→ **Your task**
Copy all lines below containing "Very".

→ **Extracted entries**
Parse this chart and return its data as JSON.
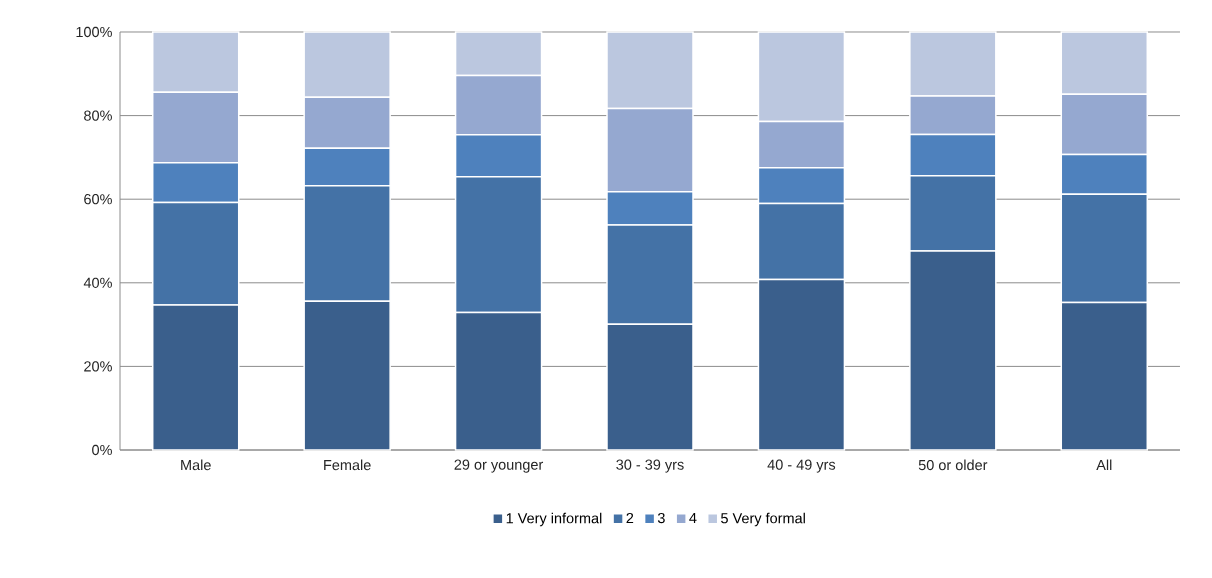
{
  "chart_data": {
    "type": "bar",
    "stacked": true,
    "categories": [
      "Male",
      "Female",
      "29 or younger",
      "30 - 39 yrs",
      "40 - 49 yrs",
      "50 or older",
      "All"
    ],
    "series": [
      {
        "name": "1 Very informal",
        "color": "#3a5f8c",
        "values": [
          34.7,
          35.6,
          32.9,
          30.1,
          40.8,
          47.6,
          35.3
        ]
      },
      {
        "name": "2",
        "color": "#4472a6",
        "values": [
          24.5,
          27.6,
          32.5,
          23.7,
          18.2,
          18.0,
          25.9
        ]
      },
      {
        "name": "3",
        "color": "#4e81bd",
        "values": [
          9.5,
          9.0,
          10.0,
          8.0,
          8.5,
          9.9,
          9.5
        ]
      },
      {
        "name": "4",
        "color": "#95a8d0",
        "values": [
          16.9,
          12.2,
          14.2,
          19.9,
          11.1,
          9.2,
          14.4
        ]
      },
      {
        "name": "5 Very formal",
        "color": "#bbc7df",
        "values": [
          14.4,
          15.6,
          10.4,
          18.3,
          21.4,
          15.3,
          14.9
        ]
      }
    ],
    "ylim": [
      0,
      100
    ],
    "yticks": [
      {
        "value": 0,
        "label": "0%"
      },
      {
        "value": 20,
        "label": "20%"
      },
      {
        "value": 40,
        "label": "40%"
      },
      {
        "value": 60,
        "label": "60%"
      },
      {
        "value": 80,
        "label": "80%"
      },
      {
        "value": 100,
        "label": "100%"
      }
    ],
    "grid": "y",
    "legend": "bottom"
  }
}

→ **Response below**
        "name": "1 Very informal",
        "name": "5 Very formal",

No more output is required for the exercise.